* **DIRECTIVE**
Each entry must appear again exactly as it does in the source.

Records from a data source

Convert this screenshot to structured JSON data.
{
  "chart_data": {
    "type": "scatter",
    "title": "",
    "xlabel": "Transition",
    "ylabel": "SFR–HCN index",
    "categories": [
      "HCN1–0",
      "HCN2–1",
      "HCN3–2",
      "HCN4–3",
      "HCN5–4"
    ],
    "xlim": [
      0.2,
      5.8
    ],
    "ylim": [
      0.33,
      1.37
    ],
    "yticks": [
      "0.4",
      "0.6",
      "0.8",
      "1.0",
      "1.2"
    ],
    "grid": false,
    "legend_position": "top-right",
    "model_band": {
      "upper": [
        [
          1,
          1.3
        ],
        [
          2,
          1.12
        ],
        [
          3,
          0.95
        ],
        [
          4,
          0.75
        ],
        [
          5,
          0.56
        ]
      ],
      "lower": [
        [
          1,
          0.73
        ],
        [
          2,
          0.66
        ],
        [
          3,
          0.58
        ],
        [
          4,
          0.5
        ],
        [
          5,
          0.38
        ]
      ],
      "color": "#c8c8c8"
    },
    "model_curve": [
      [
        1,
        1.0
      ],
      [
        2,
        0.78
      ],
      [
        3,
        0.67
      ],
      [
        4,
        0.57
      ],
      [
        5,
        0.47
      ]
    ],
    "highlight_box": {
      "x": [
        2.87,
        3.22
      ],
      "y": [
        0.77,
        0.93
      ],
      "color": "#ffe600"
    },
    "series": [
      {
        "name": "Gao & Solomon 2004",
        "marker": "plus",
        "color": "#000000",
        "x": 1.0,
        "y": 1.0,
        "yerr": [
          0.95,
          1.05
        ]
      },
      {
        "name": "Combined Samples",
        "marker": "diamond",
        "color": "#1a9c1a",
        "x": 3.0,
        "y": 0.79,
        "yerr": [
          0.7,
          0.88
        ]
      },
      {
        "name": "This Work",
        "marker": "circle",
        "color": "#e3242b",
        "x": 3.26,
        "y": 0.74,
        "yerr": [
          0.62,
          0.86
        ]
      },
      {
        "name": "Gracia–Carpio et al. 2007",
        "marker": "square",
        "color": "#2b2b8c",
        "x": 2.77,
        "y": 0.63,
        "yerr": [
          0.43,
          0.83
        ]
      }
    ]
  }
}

* **RIGHT ANSWER**
Convert this screenshot to structured JSON data.
{
  "chart_data": {
    "type": "scatter",
    "title": "",
    "xlabel": "Transition",
    "ylabel": "SFR–HCN index",
    "categories": [
      "HCN1–0",
      "HCN2–1",
      "HCN3–2",
      "HCN4–3",
      "HCN5–4"
    ],
    "xlim": [
      0.2,
      5.8
    ],
    "ylim": [
      0.33,
      1.37
    ],
    "yticks": [
      "0.4",
      "0.6",
      "0.8",
      "1.0",
      "1.2"
    ],
    "grid": false,
    "legend_position": "top-right",
    "model_band": {
      "upper": [
        [
          1,
          1.3
        ],
        [
          2,
          1.12
        ],
        [
          3,
          0.95
        ],
        [
          4,
          0.75
        ],
        [
          5,
          0.56
        ]
      ],
      "lower": [
        [
          1,
          0.73
        ],
        [
          2,
          0.66
        ],
        [
          3,
          0.58
        ],
        [
          4,
          0.5
        ],
        [
          5,
          0.38
        ]
      ],
      "color": "#c8c8c8"
    },
    "model_curve": [
      [
        1,
        1.0
      ],
      [
        2,
        0.78
      ],
      [
        3,
        0.67
      ],
      [
        4,
        0.57
      ],
      [
        5,
        0.47
      ]
    ],
    "highlight_box": {
      "x": [
        2.87,
        3.22
      ],
      "y": [
        0.77,
        0.93
      ],
      "color": "#ffe600"
    },
    "series": [
      {
        "name": "Gao & Solomon 2004",
        "marker": "plus",
        "color": "#000000",
        "x": 1.0,
        "y": 1.0,
        "yerr": [
          0.95,
          1.05
        ]
      },
      {
        "name": "Combined Samples",
        "marker": "diamond",
        "color": "#1a9c1a",
        "x": 3.0,
        "y": 0.79,
        "yerr": [
          0.7,
          0.88
        ]
      },
      {
        "name": "This Work",
        "marker": "circle",
        "color": "#e3242b",
        "x": 3.26,
        "y": 0.74,
        "yerr": [
          0.62,
          0.86
        ]
      },
      {
        "name": "Gracia–Carpio et al. 2007",
        "marker": "square",
        "color": "#2b2b8c",
        "x": 2.77,
        "y": 0.63,
        "yerr": [
          0.43,
          0.83
        ]
      }
    ]
  }
}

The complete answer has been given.